SHORT TASK:
Collect every line in the records below that contains the word "title".

___ TASK INPUTS ___

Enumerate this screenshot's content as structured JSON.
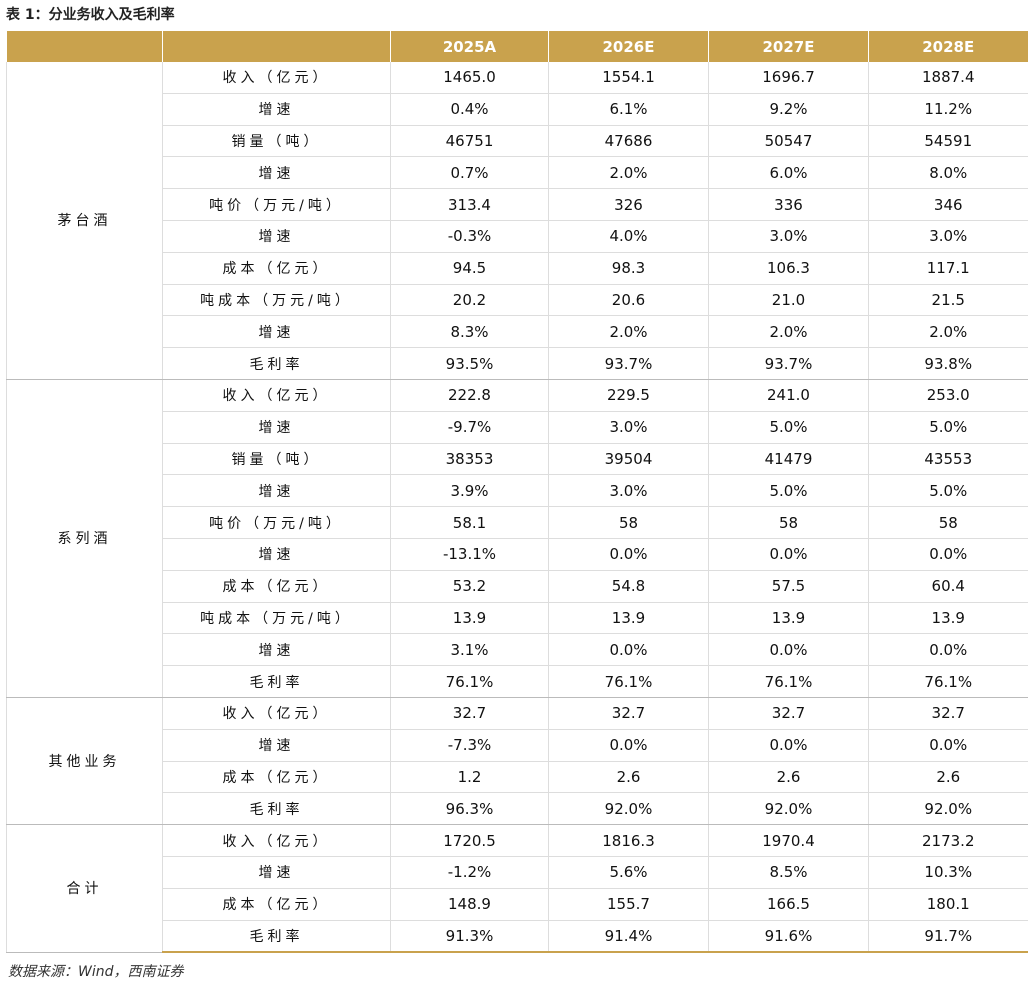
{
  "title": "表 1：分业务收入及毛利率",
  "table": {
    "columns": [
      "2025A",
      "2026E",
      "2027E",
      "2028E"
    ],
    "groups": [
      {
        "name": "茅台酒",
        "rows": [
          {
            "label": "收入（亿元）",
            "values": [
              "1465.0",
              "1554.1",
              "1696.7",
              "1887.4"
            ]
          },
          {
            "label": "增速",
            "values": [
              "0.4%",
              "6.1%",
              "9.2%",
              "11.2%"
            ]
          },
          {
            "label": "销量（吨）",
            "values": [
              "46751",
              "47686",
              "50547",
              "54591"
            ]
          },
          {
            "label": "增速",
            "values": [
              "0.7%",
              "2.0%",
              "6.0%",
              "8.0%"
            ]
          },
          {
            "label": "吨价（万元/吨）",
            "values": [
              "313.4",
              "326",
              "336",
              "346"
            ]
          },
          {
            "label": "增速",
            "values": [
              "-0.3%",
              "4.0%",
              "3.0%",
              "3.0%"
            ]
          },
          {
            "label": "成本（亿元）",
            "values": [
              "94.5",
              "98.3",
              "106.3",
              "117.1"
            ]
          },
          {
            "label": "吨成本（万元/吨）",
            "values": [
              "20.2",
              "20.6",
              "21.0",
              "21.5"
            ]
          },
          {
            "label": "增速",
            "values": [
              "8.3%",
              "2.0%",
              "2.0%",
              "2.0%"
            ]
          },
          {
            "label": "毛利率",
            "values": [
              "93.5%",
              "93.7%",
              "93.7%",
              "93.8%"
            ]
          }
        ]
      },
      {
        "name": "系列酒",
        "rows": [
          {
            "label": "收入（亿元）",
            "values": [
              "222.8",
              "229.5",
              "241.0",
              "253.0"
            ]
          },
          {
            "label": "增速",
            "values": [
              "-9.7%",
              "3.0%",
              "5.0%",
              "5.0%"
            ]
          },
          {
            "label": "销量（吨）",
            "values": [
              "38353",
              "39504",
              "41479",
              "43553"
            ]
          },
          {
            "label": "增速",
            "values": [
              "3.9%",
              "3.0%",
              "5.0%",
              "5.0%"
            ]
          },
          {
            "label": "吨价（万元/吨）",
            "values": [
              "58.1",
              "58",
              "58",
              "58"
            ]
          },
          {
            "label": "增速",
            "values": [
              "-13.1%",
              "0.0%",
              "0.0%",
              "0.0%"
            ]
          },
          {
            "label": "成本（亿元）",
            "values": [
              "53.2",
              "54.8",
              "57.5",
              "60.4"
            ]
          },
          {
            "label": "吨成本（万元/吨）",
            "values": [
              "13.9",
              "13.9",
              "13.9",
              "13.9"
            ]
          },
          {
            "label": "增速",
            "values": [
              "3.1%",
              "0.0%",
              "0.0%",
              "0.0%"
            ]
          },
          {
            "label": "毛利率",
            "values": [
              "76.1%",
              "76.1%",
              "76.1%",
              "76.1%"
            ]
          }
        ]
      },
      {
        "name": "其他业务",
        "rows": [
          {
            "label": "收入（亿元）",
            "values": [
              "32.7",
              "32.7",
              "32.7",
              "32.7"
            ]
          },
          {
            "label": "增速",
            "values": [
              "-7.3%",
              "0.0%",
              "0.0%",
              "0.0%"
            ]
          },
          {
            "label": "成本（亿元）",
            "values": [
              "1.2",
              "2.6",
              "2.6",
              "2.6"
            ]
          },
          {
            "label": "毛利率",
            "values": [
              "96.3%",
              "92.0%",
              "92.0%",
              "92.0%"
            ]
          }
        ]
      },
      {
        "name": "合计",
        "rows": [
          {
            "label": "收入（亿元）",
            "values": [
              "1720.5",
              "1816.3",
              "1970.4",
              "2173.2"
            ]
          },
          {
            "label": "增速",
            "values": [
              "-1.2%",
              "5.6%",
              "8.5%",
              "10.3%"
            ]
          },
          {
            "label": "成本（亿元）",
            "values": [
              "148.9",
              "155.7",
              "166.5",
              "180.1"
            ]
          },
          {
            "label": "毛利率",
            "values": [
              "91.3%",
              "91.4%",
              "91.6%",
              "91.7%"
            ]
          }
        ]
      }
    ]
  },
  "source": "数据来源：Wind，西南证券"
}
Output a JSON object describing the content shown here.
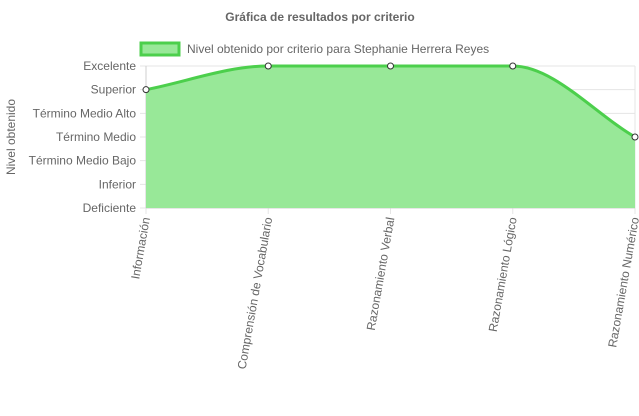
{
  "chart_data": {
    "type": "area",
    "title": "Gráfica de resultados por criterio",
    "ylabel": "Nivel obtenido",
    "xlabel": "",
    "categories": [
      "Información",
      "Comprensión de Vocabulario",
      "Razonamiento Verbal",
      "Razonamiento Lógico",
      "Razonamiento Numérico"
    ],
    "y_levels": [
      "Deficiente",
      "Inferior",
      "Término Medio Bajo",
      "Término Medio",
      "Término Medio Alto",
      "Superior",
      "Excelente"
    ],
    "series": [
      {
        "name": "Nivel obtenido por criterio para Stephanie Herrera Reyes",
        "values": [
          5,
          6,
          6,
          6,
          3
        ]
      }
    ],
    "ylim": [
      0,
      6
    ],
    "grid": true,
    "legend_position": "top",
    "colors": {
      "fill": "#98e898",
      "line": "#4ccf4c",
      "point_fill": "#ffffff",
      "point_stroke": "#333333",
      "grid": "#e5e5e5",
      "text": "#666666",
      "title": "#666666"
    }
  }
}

___

OUTPUT OF THE EXERCISE:
  "title": "表 1：分业务收入及毛利率",
    "title": "Gráfica de resultados por criterio",
      "title": "#666666"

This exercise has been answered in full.